• [Dataset listings of figures]

START

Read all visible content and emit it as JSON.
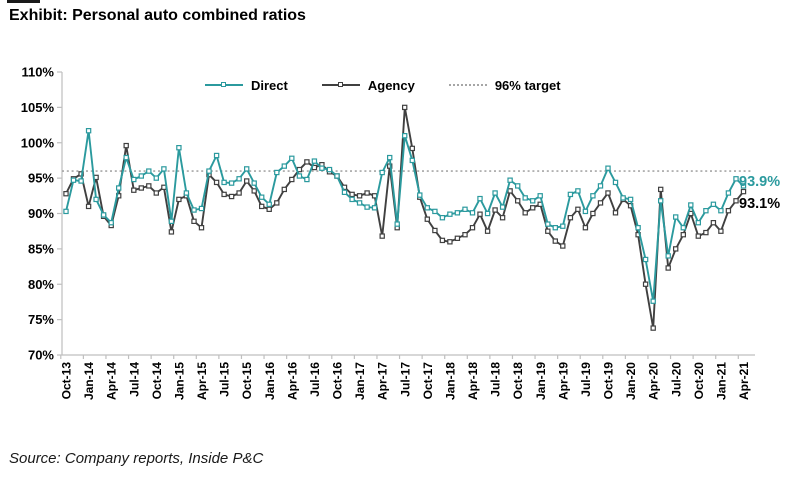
{
  "title": "Exhibit: Personal auto combined ratios",
  "source": "Source: Company reports, Inside P&C",
  "end_labels": {
    "direct": "93.9%",
    "agency": "93.1%"
  },
  "colors": {
    "direct": "#2b9a9e",
    "agency": "#404040",
    "target": "#a6a6a6",
    "axis": "#bfbfbf",
    "text": "#000000",
    "agency_end_label": "#000000"
  },
  "chart_data": {
    "type": "line",
    "title": "Exhibit: Personal auto combined ratios",
    "xlabel": "",
    "ylabel": "",
    "ylim": [
      70,
      110
    ],
    "yticks": [
      110,
      105,
      100,
      95,
      90,
      85,
      80,
      75,
      70
    ],
    "ytick_labels": [
      "110%",
      "105%",
      "100%",
      "95%",
      "90%",
      "85%",
      "80%",
      "75%",
      "70%"
    ],
    "grid": false,
    "legend_position": "top",
    "x": [
      "Oct-13",
      "Nov-13",
      "Dec-13",
      "Jan-14",
      "Feb-14",
      "Mar-14",
      "Apr-14",
      "May-14",
      "Jun-14",
      "Jul-14",
      "Aug-14",
      "Sep-14",
      "Oct-14",
      "Nov-14",
      "Dec-14",
      "Jan-15",
      "Feb-15",
      "Mar-15",
      "Apr-15",
      "May-15",
      "Jun-15",
      "Jul-15",
      "Aug-15",
      "Sep-15",
      "Oct-15",
      "Nov-15",
      "Dec-15",
      "Jan-16",
      "Feb-16",
      "Mar-16",
      "Apr-16",
      "May-16",
      "Jun-16",
      "Jul-16",
      "Aug-16",
      "Sep-16",
      "Oct-16",
      "Nov-16",
      "Dec-16",
      "Jan-17",
      "Feb-17",
      "Mar-17",
      "Apr-17",
      "May-17",
      "Jun-17",
      "Jul-17",
      "Aug-17",
      "Sep-17",
      "Oct-17",
      "Nov-17",
      "Dec-17",
      "Jan-18",
      "Feb-18",
      "Mar-18",
      "Apr-18",
      "May-18",
      "Jun-18",
      "Jul-18",
      "Aug-18",
      "Sep-18",
      "Oct-18",
      "Nov-18",
      "Dec-18",
      "Jan-19",
      "Feb-19",
      "Mar-19",
      "Apr-19",
      "May-19",
      "Jun-19",
      "Jul-19",
      "Aug-19",
      "Sep-19",
      "Oct-19",
      "Nov-19",
      "Dec-19",
      "Jan-20",
      "Feb-20",
      "Mar-20",
      "Apr-20",
      "May-20",
      "Jun-20",
      "Jul-20",
      "Aug-20",
      "Sep-20",
      "Oct-20",
      "Nov-20",
      "Dec-20",
      "Jan-21",
      "Feb-21",
      "Mar-21",
      "Apr-21"
    ],
    "x_tick_labels": [
      "Oct-13",
      "Jan-14",
      "Apr-14",
      "Jul-14",
      "Oct-14",
      "Jan-15",
      "Apr-15",
      "Jul-15",
      "Oct-15",
      "Jan-16",
      "Apr-16",
      "Jul-16",
      "Oct-16",
      "Jan-17",
      "Apr-17",
      "Jul-17",
      "Oct-17",
      "Jan-18",
      "Apr-18",
      "Jul-18",
      "Oct-18",
      "Jan-19",
      "Apr-19",
      "Jul-19",
      "Oct-19",
      "Jan-20",
      "Apr-20",
      "Jul-20",
      "Oct-20",
      "Jan-21",
      "Apr-21"
    ],
    "series": [
      {
        "name": "Direct",
        "color": "#2b9a9e",
        "end_label": "93.9%",
        "values": [
          90.3,
          94.7,
          94.6,
          101.7,
          92.0,
          89.8,
          88.7,
          93.6,
          97.9,
          94.8,
          95.3,
          96.0,
          95.0,
          96.3,
          88.9,
          99.3,
          92.9,
          90.5,
          90.7,
          96.0,
          98.2,
          94.4,
          94.3,
          94.9,
          96.3,
          94.3,
          92.3,
          91.3,
          95.8,
          96.7,
          97.8,
          95.3,
          94.8,
          97.4,
          96.4,
          96.2,
          95.3,
          93.0,
          92.0,
          91.5,
          90.9,
          90.8,
          95.8,
          97.9,
          88.5,
          101.0,
          97.5,
          92.6,
          90.8,
          90.3,
          89.4,
          89.9,
          90.1,
          90.6,
          90.1,
          92.1,
          90.0,
          92.9,
          90.9,
          94.7,
          93.9,
          92.2,
          91.8,
          92.5,
          88.5,
          88.0,
          88.2,
          92.7,
          93.2,
          90.3,
          92.5,
          93.9,
          96.4,
          94.4,
          92.2,
          92.0,
          88.0,
          83.5,
          77.6,
          91.8,
          84.0,
          89.5,
          88.0,
          91.2,
          88.7,
          90.4,
          91.3,
          90.4,
          92.9,
          94.9,
          93.9
        ]
      },
      {
        "name": "Agency",
        "color": "#404040",
        "end_label": "93.1%",
        "values": [
          92.8,
          94.9,
          95.6,
          91.0,
          95.1,
          89.6,
          88.3,
          92.5,
          99.6,
          93.3,
          93.6,
          93.9,
          92.9,
          93.7,
          87.4,
          92.0,
          92.5,
          88.9,
          88.0,
          95.5,
          94.4,
          92.7,
          92.4,
          92.9,
          94.6,
          93.2,
          91.0,
          90.6,
          91.5,
          93.4,
          94.8,
          96.2,
          97.3,
          96.5,
          96.9,
          95.9,
          95.3,
          93.7,
          92.7,
          92.5,
          92.9,
          92.5,
          86.8,
          96.7,
          88.0,
          105.0,
          99.2,
          92.3,
          89.2,
          87.6,
          86.2,
          86.0,
          86.5,
          87.0,
          88.0,
          89.9,
          87.5,
          90.5,
          89.4,
          93.2,
          91.8,
          90.1,
          90.8,
          91.3,
          87.5,
          86.1,
          85.4,
          89.4,
          90.6,
          88.0,
          90.0,
          91.5,
          92.9,
          90.1,
          92.0,
          91.1,
          87.0,
          80.0,
          73.8,
          93.4,
          82.3,
          85.0,
          87.0,
          90.0,
          86.8,
          87.3,
          88.7,
          87.5,
          90.4,
          91.8,
          93.1
        ]
      }
    ],
    "target_line": {
      "label": "96% target",
      "value": 96,
      "style": "dotted",
      "color": "#a6a6a6"
    },
    "legend": [
      {
        "label": "Direct",
        "color": "#2b9a9e",
        "style": "solid",
        "marker": true
      },
      {
        "label": "Agency",
        "color": "#404040",
        "style": "solid",
        "marker": true
      },
      {
        "label": "96% target",
        "color": "#a6a6a6",
        "style": "dotted",
        "marker": false
      }
    ]
  }
}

END

• [EXERCISE DIRECTIONS]
Your copy should match the entries exactly, minus the pictures.

• [THE ANSWER]
Read all visible content and emit it as JSON.
{
  "title": "Exhibit: Personal auto combined ratios",
  "source": "Source: Company reports, Inside P&C",
  "end_labels": {
    "direct": "93.9%",
    "agency": "93.1%"
  },
  "colors": {
    "direct": "#2b9a9e",
    "agency": "#404040",
    "target": "#a6a6a6",
    "axis": "#bfbfbf",
    "text": "#000000",
    "agency_end_label": "#000000"
  },
  "chart_data": {
    "type": "line",
    "title": "Exhibit: Personal auto combined ratios",
    "xlabel": "",
    "ylabel": "",
    "ylim": [
      70,
      110
    ],
    "yticks": [
      110,
      105,
      100,
      95,
      90,
      85,
      80,
      75,
      70
    ],
    "ytick_labels": [
      "110%",
      "105%",
      "100%",
      "95%",
      "90%",
      "85%",
      "80%",
      "75%",
      "70%"
    ],
    "grid": false,
    "legend_position": "top",
    "x": [
      "Oct-13",
      "Nov-13",
      "Dec-13",
      "Jan-14",
      "Feb-14",
      "Mar-14",
      "Apr-14",
      "May-14",
      "Jun-14",
      "Jul-14",
      "Aug-14",
      "Sep-14",
      "Oct-14",
      "Nov-14",
      "Dec-14",
      "Jan-15",
      "Feb-15",
      "Mar-15",
      "Apr-15",
      "May-15",
      "Jun-15",
      "Jul-15",
      "Aug-15",
      "Sep-15",
      "Oct-15",
      "Nov-15",
      "Dec-15",
      "Jan-16",
      "Feb-16",
      "Mar-16",
      "Apr-16",
      "May-16",
      "Jun-16",
      "Jul-16",
      "Aug-16",
      "Sep-16",
      "Oct-16",
      "Nov-16",
      "Dec-16",
      "Jan-17",
      "Feb-17",
      "Mar-17",
      "Apr-17",
      "May-17",
      "Jun-17",
      "Jul-17",
      "Aug-17",
      "Sep-17",
      "Oct-17",
      "Nov-17",
      "Dec-17",
      "Jan-18",
      "Feb-18",
      "Mar-18",
      "Apr-18",
      "May-18",
      "Jun-18",
      "Jul-18",
      "Aug-18",
      "Sep-18",
      "Oct-18",
      "Nov-18",
      "Dec-18",
      "Jan-19",
      "Feb-19",
      "Mar-19",
      "Apr-19",
      "May-19",
      "Jun-19",
      "Jul-19",
      "Aug-19",
      "Sep-19",
      "Oct-19",
      "Nov-19",
      "Dec-19",
      "Jan-20",
      "Feb-20",
      "Mar-20",
      "Apr-20",
      "May-20",
      "Jun-20",
      "Jul-20",
      "Aug-20",
      "Sep-20",
      "Oct-20",
      "Nov-20",
      "Dec-20",
      "Jan-21",
      "Feb-21",
      "Mar-21",
      "Apr-21"
    ],
    "x_tick_labels": [
      "Oct-13",
      "Jan-14",
      "Apr-14",
      "Jul-14",
      "Oct-14",
      "Jan-15",
      "Apr-15",
      "Jul-15",
      "Oct-15",
      "Jan-16",
      "Apr-16",
      "Jul-16",
      "Oct-16",
      "Jan-17",
      "Apr-17",
      "Jul-17",
      "Oct-17",
      "Jan-18",
      "Apr-18",
      "Jul-18",
      "Oct-18",
      "Jan-19",
      "Apr-19",
      "Jul-19",
      "Oct-19",
      "Jan-20",
      "Apr-20",
      "Jul-20",
      "Oct-20",
      "Jan-21",
      "Apr-21"
    ],
    "series": [
      {
        "name": "Direct",
        "color": "#2b9a9e",
        "end_label": "93.9%",
        "values": [
          90.3,
          94.7,
          94.6,
          101.7,
          92.0,
          89.8,
          88.7,
          93.6,
          97.9,
          94.8,
          95.3,
          96.0,
          95.0,
          96.3,
          88.9,
          99.3,
          92.9,
          90.5,
          90.7,
          96.0,
          98.2,
          94.4,
          94.3,
          94.9,
          96.3,
          94.3,
          92.3,
          91.3,
          95.8,
          96.7,
          97.8,
          95.3,
          94.8,
          97.4,
          96.4,
          96.2,
          95.3,
          93.0,
          92.0,
          91.5,
          90.9,
          90.8,
          95.8,
          97.9,
          88.5,
          101.0,
          97.5,
          92.6,
          90.8,
          90.3,
          89.4,
          89.9,
          90.1,
          90.6,
          90.1,
          92.1,
          90.0,
          92.9,
          90.9,
          94.7,
          93.9,
          92.2,
          91.8,
          92.5,
          88.5,
          88.0,
          88.2,
          92.7,
          93.2,
          90.3,
          92.5,
          93.9,
          96.4,
          94.4,
          92.2,
          92.0,
          88.0,
          83.5,
          77.6,
          91.8,
          84.0,
          89.5,
          88.0,
          91.2,
          88.7,
          90.4,
          91.3,
          90.4,
          92.9,
          94.9,
          93.9
        ]
      },
      {
        "name": "Agency",
        "color": "#404040",
        "end_label": "93.1%",
        "values": [
          92.8,
          94.9,
          95.6,
          91.0,
          95.1,
          89.6,
          88.3,
          92.5,
          99.6,
          93.3,
          93.6,
          93.9,
          92.9,
          93.7,
          87.4,
          92.0,
          92.5,
          88.9,
          88.0,
          95.5,
          94.4,
          92.7,
          92.4,
          92.9,
          94.6,
          93.2,
          91.0,
          90.6,
          91.5,
          93.4,
          94.8,
          96.2,
          97.3,
          96.5,
          96.9,
          95.9,
          95.3,
          93.7,
          92.7,
          92.5,
          92.9,
          92.5,
          86.8,
          96.7,
          88.0,
          105.0,
          99.2,
          92.3,
          89.2,
          87.6,
          86.2,
          86.0,
          86.5,
          87.0,
          88.0,
          89.9,
          87.5,
          90.5,
          89.4,
          93.2,
          91.8,
          90.1,
          90.8,
          91.3,
          87.5,
          86.1,
          85.4,
          89.4,
          90.6,
          88.0,
          90.0,
          91.5,
          92.9,
          90.1,
          92.0,
          91.1,
          87.0,
          80.0,
          73.8,
          93.4,
          82.3,
          85.0,
          87.0,
          90.0,
          86.8,
          87.3,
          88.7,
          87.5,
          90.4,
          91.8,
          93.1
        ]
      }
    ],
    "target_line": {
      "label": "96% target",
      "value": 96,
      "style": "dotted",
      "color": "#a6a6a6"
    },
    "legend": [
      {
        "label": "Direct",
        "color": "#2b9a9e",
        "style": "solid",
        "marker": true
      },
      {
        "label": "Agency",
        "color": "#404040",
        "style": "solid",
        "marker": true
      },
      {
        "label": "96% target",
        "color": "#a6a6a6",
        "style": "dotted",
        "marker": false
      }
    ]
  }
}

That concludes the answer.